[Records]
□ □ □ □ □ □ □
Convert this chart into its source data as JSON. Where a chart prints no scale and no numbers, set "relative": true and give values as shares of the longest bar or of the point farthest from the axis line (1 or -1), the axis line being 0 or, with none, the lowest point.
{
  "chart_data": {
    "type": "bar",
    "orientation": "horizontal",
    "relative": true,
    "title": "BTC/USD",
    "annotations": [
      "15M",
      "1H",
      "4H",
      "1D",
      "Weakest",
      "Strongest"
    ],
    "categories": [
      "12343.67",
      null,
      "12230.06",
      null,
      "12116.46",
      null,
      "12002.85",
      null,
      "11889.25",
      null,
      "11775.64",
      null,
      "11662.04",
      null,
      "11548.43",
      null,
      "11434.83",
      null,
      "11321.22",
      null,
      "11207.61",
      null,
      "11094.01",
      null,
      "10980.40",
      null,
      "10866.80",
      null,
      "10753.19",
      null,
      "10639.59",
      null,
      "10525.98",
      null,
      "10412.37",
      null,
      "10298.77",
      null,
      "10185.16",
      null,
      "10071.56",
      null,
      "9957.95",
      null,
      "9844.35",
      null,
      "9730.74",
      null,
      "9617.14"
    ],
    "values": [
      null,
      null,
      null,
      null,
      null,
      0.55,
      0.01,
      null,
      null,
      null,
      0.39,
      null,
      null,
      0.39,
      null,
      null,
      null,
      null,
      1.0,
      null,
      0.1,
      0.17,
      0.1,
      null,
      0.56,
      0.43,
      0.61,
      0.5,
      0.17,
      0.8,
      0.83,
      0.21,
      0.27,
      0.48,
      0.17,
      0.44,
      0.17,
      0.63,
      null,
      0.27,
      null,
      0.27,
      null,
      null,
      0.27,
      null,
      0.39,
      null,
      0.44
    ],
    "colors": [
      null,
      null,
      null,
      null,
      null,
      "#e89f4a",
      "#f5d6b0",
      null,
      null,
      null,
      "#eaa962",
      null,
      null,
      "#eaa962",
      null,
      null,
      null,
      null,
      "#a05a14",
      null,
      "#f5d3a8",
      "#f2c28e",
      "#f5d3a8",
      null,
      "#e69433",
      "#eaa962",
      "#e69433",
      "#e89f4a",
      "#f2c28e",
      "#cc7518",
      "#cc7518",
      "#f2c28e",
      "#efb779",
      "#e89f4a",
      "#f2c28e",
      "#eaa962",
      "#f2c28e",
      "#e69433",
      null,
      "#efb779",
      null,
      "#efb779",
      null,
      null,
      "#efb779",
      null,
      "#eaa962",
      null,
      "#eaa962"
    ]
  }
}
□ □ □ □ □ □ □
## REQUIRED TASK:
Tell how many lines in the records above contain "true", giving the number and no other words.

## COMPLETE OUTPUT:
2